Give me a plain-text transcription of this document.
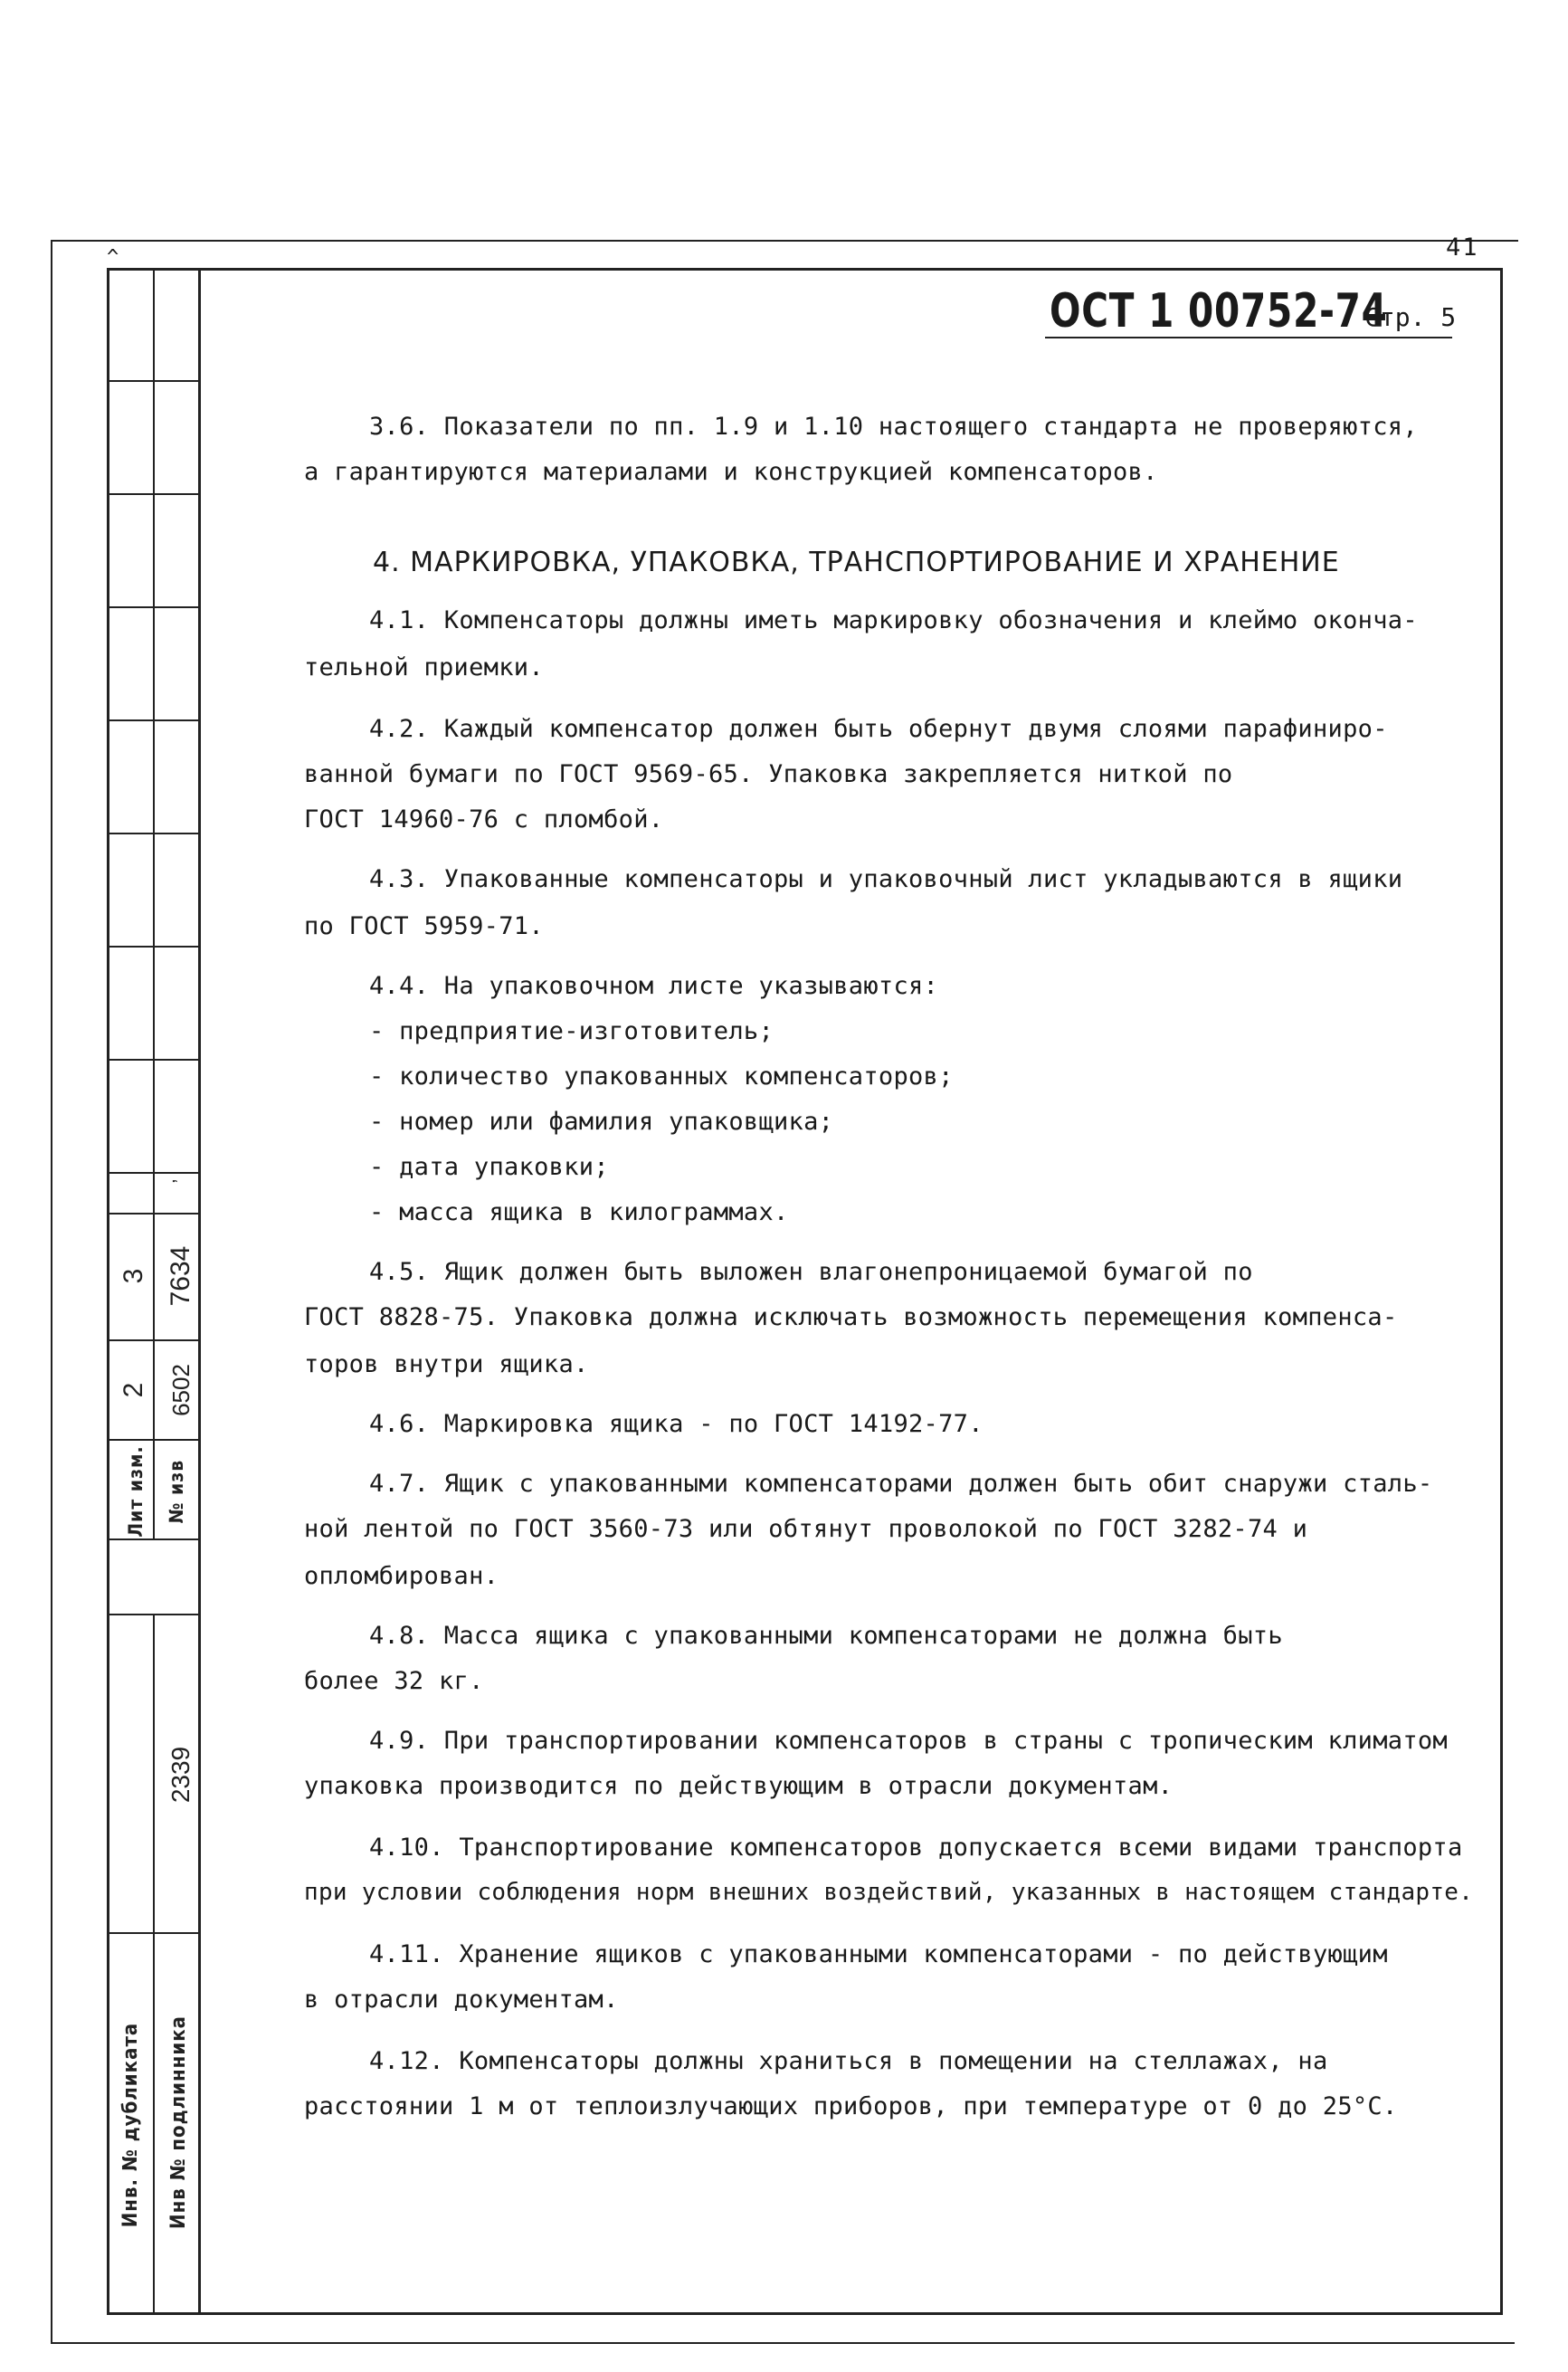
41
^
ʼ
3 7634
2 6502
Лит изм. № изв
2339
Инв. № дубликата Инв № подлинника
ОСТ 1 00752-74
Стр. 5
3.6. Показатели по пп. 1.9 и 1.10 настоящего стандарта не проверяются,
а гарантируются материалами и конструкцией компенсаторов.
4. МАРКИРОВКА, УПАКОВКА, ТРАНСПОРТИРОВАНИЕ И ХРАНЕНИЕ
4.1. Компенсаторы должны иметь маркировку обозначения и клеймо оконча-
тельной приемки.
4.2. Каждый компенсатор должен быть обернут двумя слоями парафиниро-
ванной бумаги по ГОСТ 9569-65. Упаковка закрепляется ниткой по
ГОСТ 14960-76 с пломбой.
4.3. Упакованные компенсаторы и упаковочный лист укладываются в ящики
по ГОСТ 5959-71.
4.4. На упаковочном листе указываются:
- предприятие-изготовитель;
- количество упакованных компенсаторов;
- номер или фамилия упаковщика;
- дата упаковки;
- масса ящика в килограммах.
4.5. Ящик должен быть выложен влагонепроницаемой бумагой по
ГОСТ 8828-75. Упаковка должна исключать возможность перемещения компенса-
торов внутри ящика.
4.6. Маркировка ящика - по ГОСТ 14192-77.
4.7. Ящик с упакованными компенсаторами должен быть обит снаружи сталь-
ной лентой по ГОСТ 3560-73 или обтянут проволокой по ГОСТ 3282-74 и
опломбирован.
4.8. Масса ящика с упакованными компенсаторами не должна быть
более 32 кг.
4.9. При транспортировании компенсаторов в страны с тропическим климатом
упаковка производится по действующим в отрасли документам.
4.10. Транспортирование компенсаторов допускается всеми видами транспорта
при условии соблюдения норм внешних воздействий, указанных в настоящем стандарте.
4.11. Хранение ящиков с упакованными компенсаторами - по действующим
в отрасли документам.
4.12. Компенсаторы должны храниться в помещении на стеллажах, на
расстоянии 1 м от теплоизлучающих приборов, при температуре от 0 до 25°С.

· · · · · · ·

## Task details
Omitting all images, retype each line of the records precisely.

## Result of the task
Give me a plain-text transcription of this document.
41
^
ʼ
3 7634
2 6502
Лит изм. № изв
2339
Инв. № дубликата Инв № подлинника
ОСТ 1 00752-74
Стр. 5
3.6. Показатели по пп. 1.9 и 1.10 настоящего стандарта не проверяются,
а гарантируются материалами и конструкцией компенсаторов.
4. МАРКИРОВКА, УПАКОВКА, ТРАНСПОРТИРОВАНИЕ И ХРАНЕНИЕ
4.1. Компенсаторы должны иметь маркировку обозначения и клеймо оконча-
тельной приемки.
4.2. Каждый компенсатор должен быть обернут двумя слоями парафиниро-
ванной бумаги по ГОСТ 9569-65. Упаковка закрепляется ниткой по
ГОСТ 14960-76 с пломбой.
4.3. Упакованные компенсаторы и упаковочный лист укладываются в ящики
по ГОСТ 5959-71.
4.4. На упаковочном листе указываются:
- предприятие-изготовитель;
- количество упакованных компенсаторов;
- номер или фамилия упаковщика;
- дата упаковки;
- масса ящика в килограммах.
4.5. Ящик должен быть выложен влагонепроницаемой бумагой по
ГОСТ 8828-75. Упаковка должна исключать возможность перемещения компенса-
торов внутри ящика.
4.6. Маркировка ящика - по ГОСТ 14192-77.
4.7. Ящик с упакованными компенсаторами должен быть обит снаружи сталь-
ной лентой по ГОСТ 3560-73 или обтянут проволокой по ГОСТ 3282-74 и
опломбирован.
4.8. Масса ящика с упакованными компенсаторами не должна быть
более 32 кг.
4.9. При транспортировании компенсаторов в страны с тропическим климатом
упаковка производится по действующим в отрасли документам.
4.10. Транспортирование компенсаторов допускается всеми видами транспорта
при условии соблюдения норм внешних воздействий, указанных в настоящем стандарте.
4.11. Хранение ящиков с упакованными компенсаторами - по действующим
в отрасли документам.
4.12. Компенсаторы должны храниться в помещении на стеллажах, на
расстоянии 1 м от теплоизлучающих приборов, при температуре от 0 до 25°С.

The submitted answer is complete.